■ **WHAT YOU WILL DO**:
Pictures appear in the records below; write out everything else exactly.

── DATA IN THIS EXERCISE

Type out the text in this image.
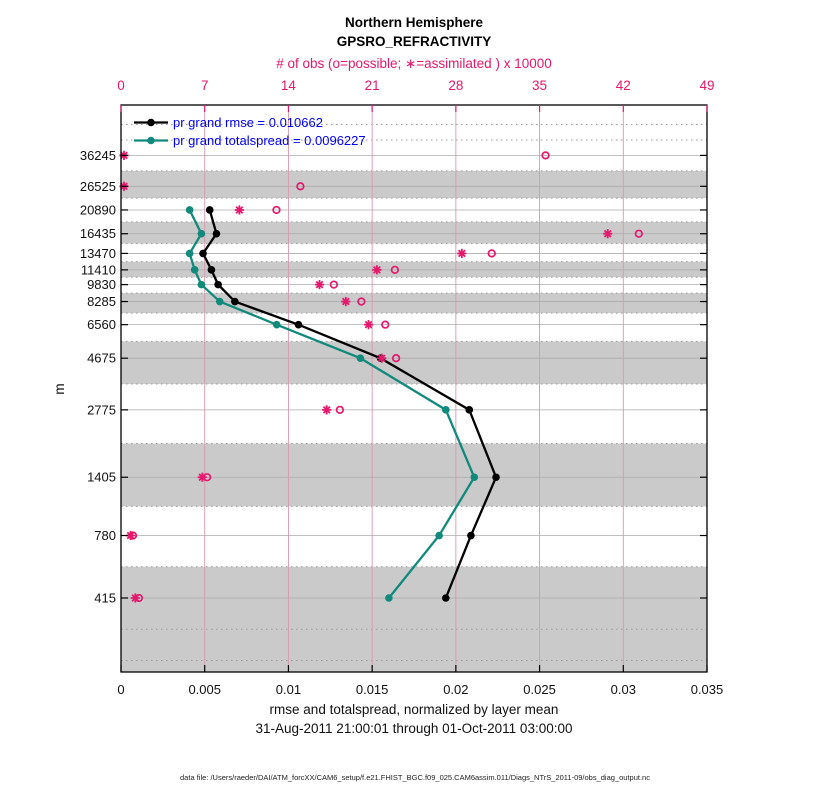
36245
26525
20890
16435
13470
11410
9830
8285
6560
4675
2775
1405
780
415
0	0.005	0.01	0.015	0.02	0.025	0.03	0.035
0	7	14	21	28	35	42	49
Northern Hemisphere
GPSRO_REFRACTIVITY
# of obs (o=possible; ∗=assimilated ) x 10000
rmse and totalspread, normalized by layer mean
31-Aug-2011 21:00:01 through 01-Oct-2011 03:00:00
m
pr grand rmse = 0.010662
pr grand totalspread = 0.0096227
data file: /Users/raeder/DAI/ATM_forcXX/CAM6_setup/f.e21.FHIST_BGC.f09_025.CAM6assim.011/Diags_NTrS_2011-09/obs_diag_output.nc
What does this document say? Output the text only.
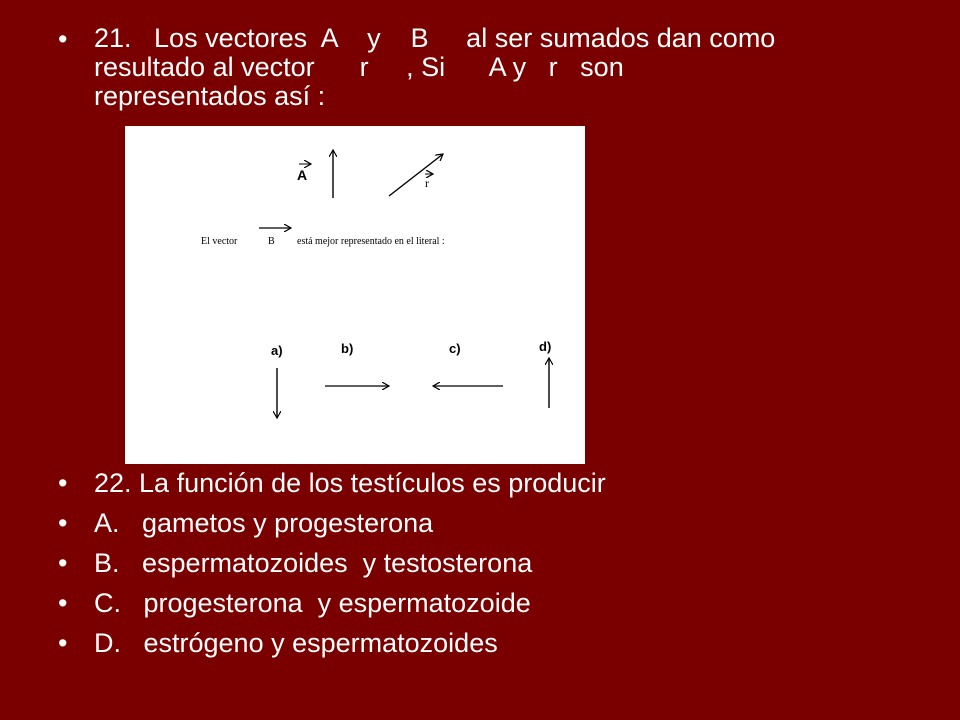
• 21.   Los vectores  A    y    B     al ser sumados dan como
resultado al vector      r     , Si      A y   r   son
representados así :
A	r
El vector	B está mejor representado en el literal :
a)	b)	c)	d)
• 22. La función de los testículos es producir
• A.   gametos y progesterona
• B.   espermatozoides  y testosterona
• C.   progesterona  y espermatozoide
• D.   estrógeno y espermatozoides
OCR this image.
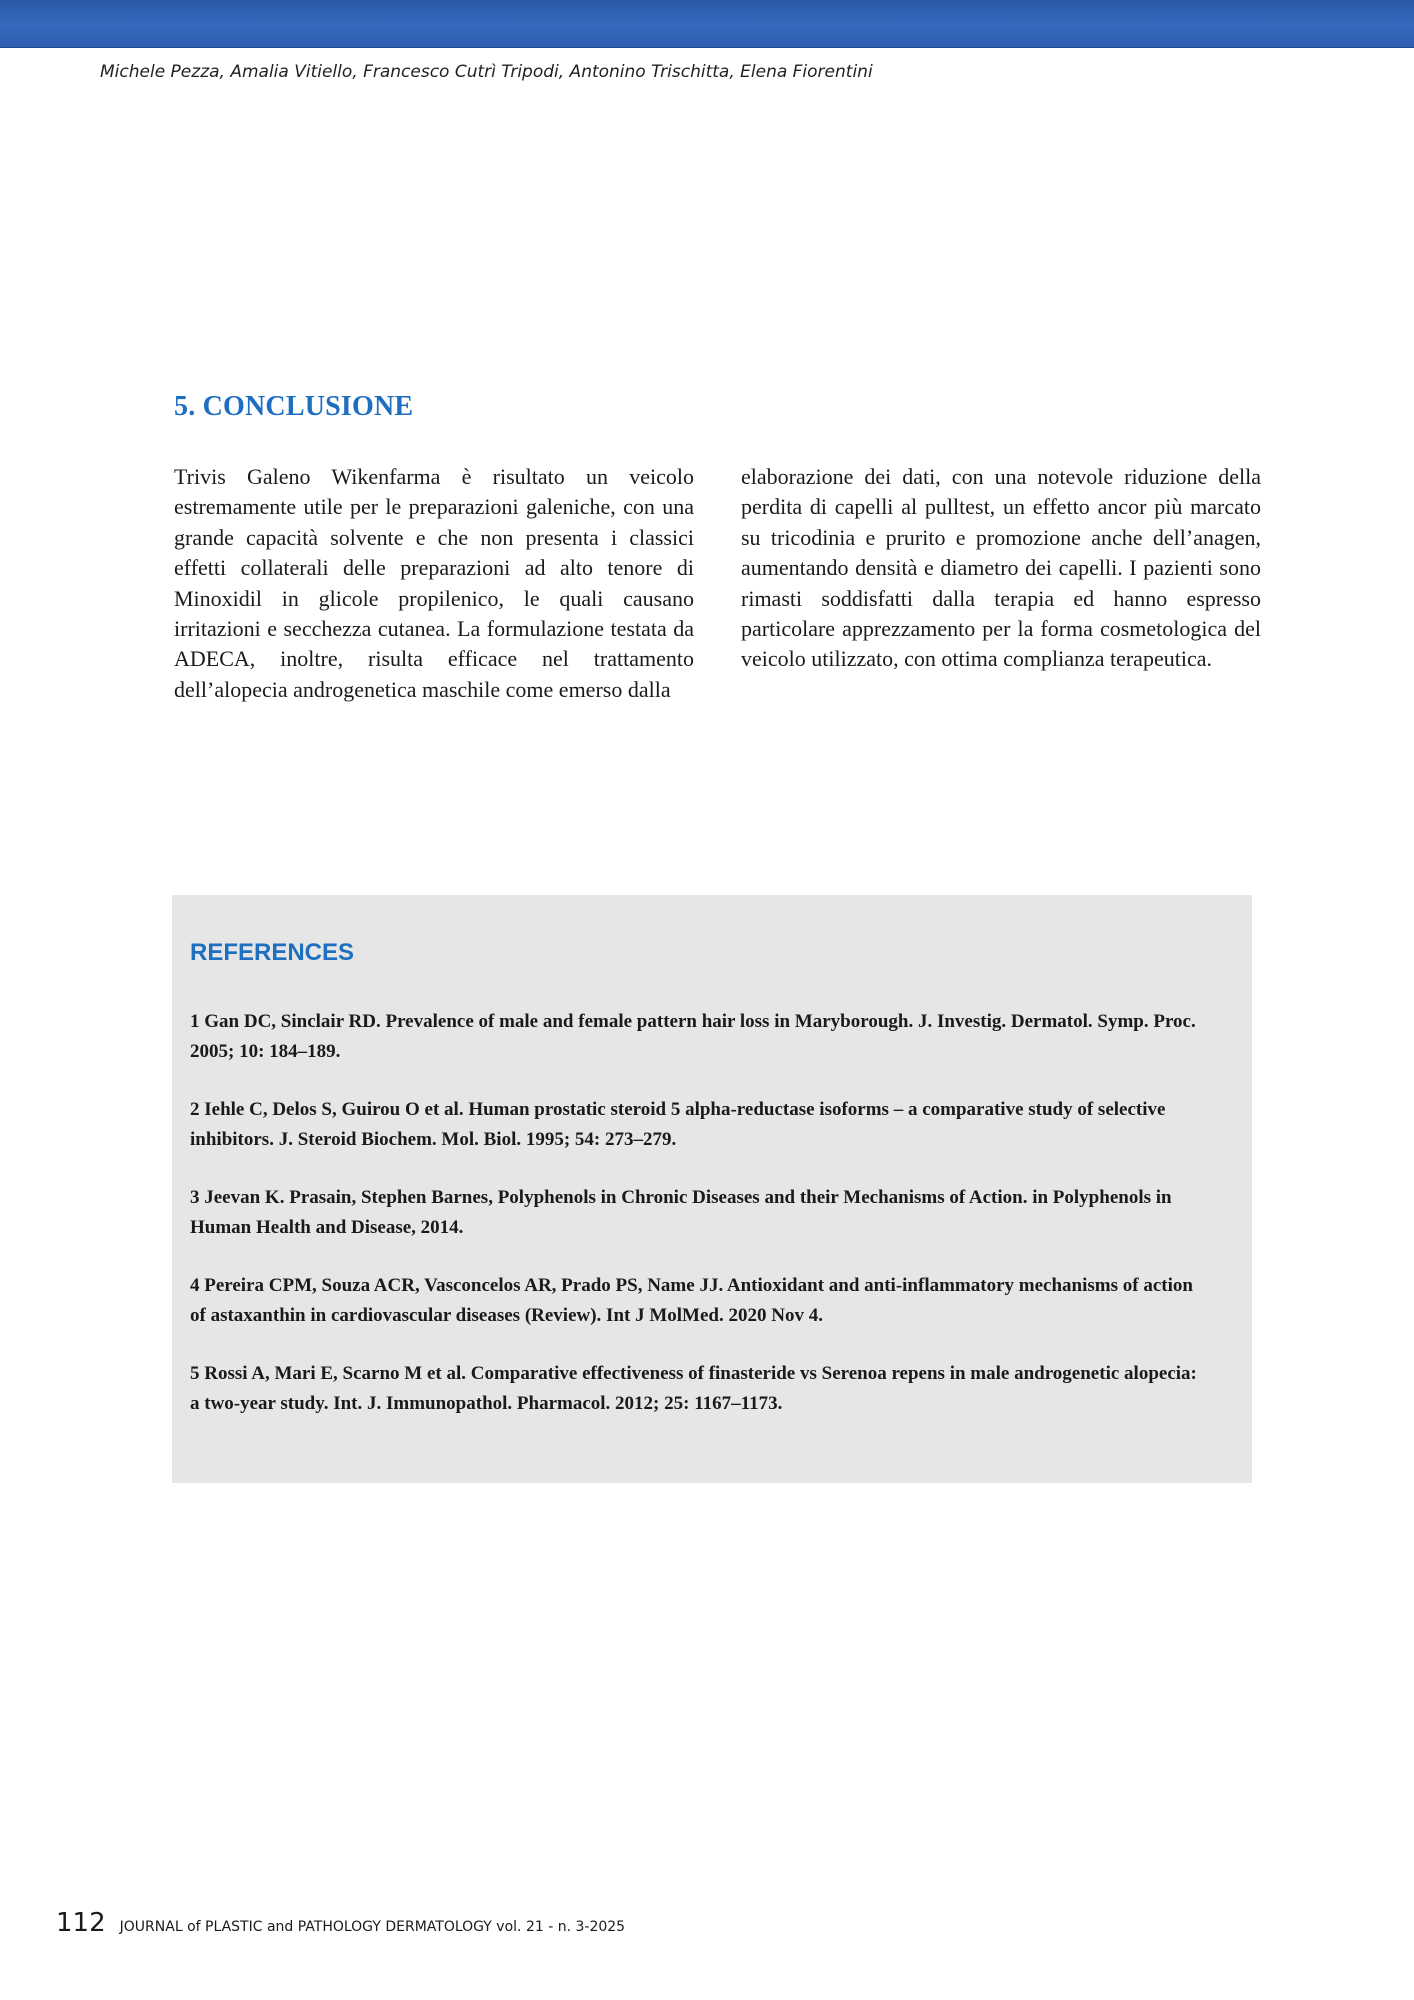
Michele Pezza, Amalia Vitiello, Francesco Cutrì Tripodi, Antonino Trischitta, Elena Fiorentini
5. CONCLUSIONE

Trivis Galeno Wikenfarma è risultato un veicolo estremamente utile per le preparazioni galeniche, con una grande capacità solvente e che non presenta i classici effetti collaterali delle preparazioni ad alto tenore di Minoxidil in glicole propilenico, le quali causano irritazioni e secchezza cutanea. La formulazione testata da ADECA, inoltre, risulta efficace nel trattamento dell’alopecia androgenetica maschile come emerso dalla

elaborazione dei dati, con una notevole riduzione della perdita di capelli al pulltest, un effetto ancor più marcato su tricodinia e prurito e promozione anche dell’anagen, aumentando densità e diametro dei capelli. I pazienti sono rimasti soddisfatti dalla terapia ed hanno espresso particolare apprezzamento per la forma cosmetologica del veicolo utilizzato, con ottima complianza terapeutica.

REFERENCES
1 Gan DC, Sinclair RD. Prevalence of male and female pattern hair loss in Maryborough. J. Investig. Dermatol. Symp. Proc. 2005; 10: 184–189.
2 Iehle C, Delos S, Guirou O et al. Human prostatic steroid 5 alpha-reductase isoforms – a comparative study of selective inhibitors. J. Steroid Biochem. Mol. Biol. 1995; 54: 273–279.
3 Jeevan K. Prasain, Stephen Barnes, Polyphenols in Chronic Diseases and their Mechanisms of Action. in Polyphenols in Human Health and Disease, 2014.
4 Pereira CPM, Souza ACR, Vasconcelos AR, Prado PS, Name JJ. Antioxidant and anti-inflammatory mechanisms of action of astaxanthin in cardiovascular diseases (Review). Int J MolMed. 2020 Nov 4.
5 Rossi A, Mari E, Scarno M et al. Comparative effectiveness of finasteride vs Serenoa repens in male androgenetic alopecia: a two-year study. Int. J. Immunopathol. Pharmacol. 2012; 25: 1167–1173.
112 JOURNAL of PLASTIC and PATHOLOGY DERMATOLOGY vol. 21 - n. 3-2025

────

■ **WRITTEN RESPONSE**:
Type out the text in this image.
36245
26525
20890
16435
13470
11410
9830
8285
6560
4675
2775
1405
780
415
0	0.005	0.01	0.015	0.02	0.025	0.03	0.035
0	7	14	21	28	35	42	49
Northern Hemisphere
GPSRO_REFRACTIVITY
# of obs (o=possible; ∗=assimilated ) x 10000
rmse and totalspread, normalized by layer mean
31-Aug-2011 21:00:01 through 01-Oct-2011 03:00:00
m
pr grand rmse = 0.010662
pr grand totalspread = 0.0096227
data file: /Users/raeder/DAI/ATM_forcXX/CAM6_setup/f.e21.FHIST_BGC.f09_025.CAM6assim.011/Diags_NTrS_2011-09/obs_diag_output.nc
What does this document say? Output the text only.
• 21.   Los vectores  A    y    B     al ser sumados dan como
resultado al vector      r     , Si      A y   r   son
representados así :
A	r
El vector	B está mejor representado en el literal :
a)	b)	c)	d)
• 22. La función de los testículos es producir
• A.   gametos y progesterona
• B.   espermatozoides  y testosterona
• C.   progesterona  y espermatozoide
• D.   estrógeno y espermatozoides
OCR this image.
Michele Pezza, Amalia Vitiello, Francesco Cutrì Tripodi, Antonino Trischitta, Elena Fiorentini
5. CONCLUSIONE

Trivis Galeno Wikenfarma è risultato un veicolo estremamente utile per le preparazioni galeniche, con una grande capacità solvente e che non presenta i classici effetti collaterali delle preparazioni ad alto tenore di Minoxidil in glicole propilenico, le quali causano irritazioni e secchezza cutanea. La formulazione testata da ADECA, inoltre, risulta efficace nel trattamento dell’alopecia androgenetica maschile come emerso dalla

elaborazione dei dati, con una notevole riduzione della perdita di capelli al pulltest, un effetto ancor più marcato su tricodinia e prurito e promozione anche dell’anagen, aumentando densità e diametro dei capelli. I pazienti sono rimasti soddisfatti dalla terapia ed hanno espresso particolare apprezzamento per la forma cosmetologica del veicolo utilizzato, con ottima complianza terapeutica.

REFERENCES
1 Gan DC, Sinclair RD. Prevalence of male and female pattern hair loss in Maryborough. J. Investig. Dermatol. Symp. Proc. 2005; 10: 184–189.
2 Iehle C, Delos S, Guirou O et al. Human prostatic steroid 5 alpha-reductase isoforms – a comparative study of selective inhibitors. J. Steroid Biochem. Mol. Biol. 1995; 54: 273–279.
3 Jeevan K. Prasain, Stephen Barnes, Polyphenols in Chronic Diseases and their Mechanisms of Action. in Polyphenols in Human Health and Disease, 2014.
4 Pereira CPM, Souza ACR, Vasconcelos AR, Prado PS, Name JJ. Antioxidant and anti-inflammatory mechanisms of action of astaxanthin in cardiovascular diseases (Review). Int J MolMed. 2020 Nov 4.
5 Rossi A, Mari E, Scarno M et al. Comparative effectiveness of finasteride vs Serenoa repens in male androgenetic alopecia: a two-year study. Int. J. Immunopathol. Pharmacol. 2012; 25: 1167–1173.
112 JOURNAL of PLASTIC and PATHOLOGY DERMATOLOGY vol. 21 - n. 3-2025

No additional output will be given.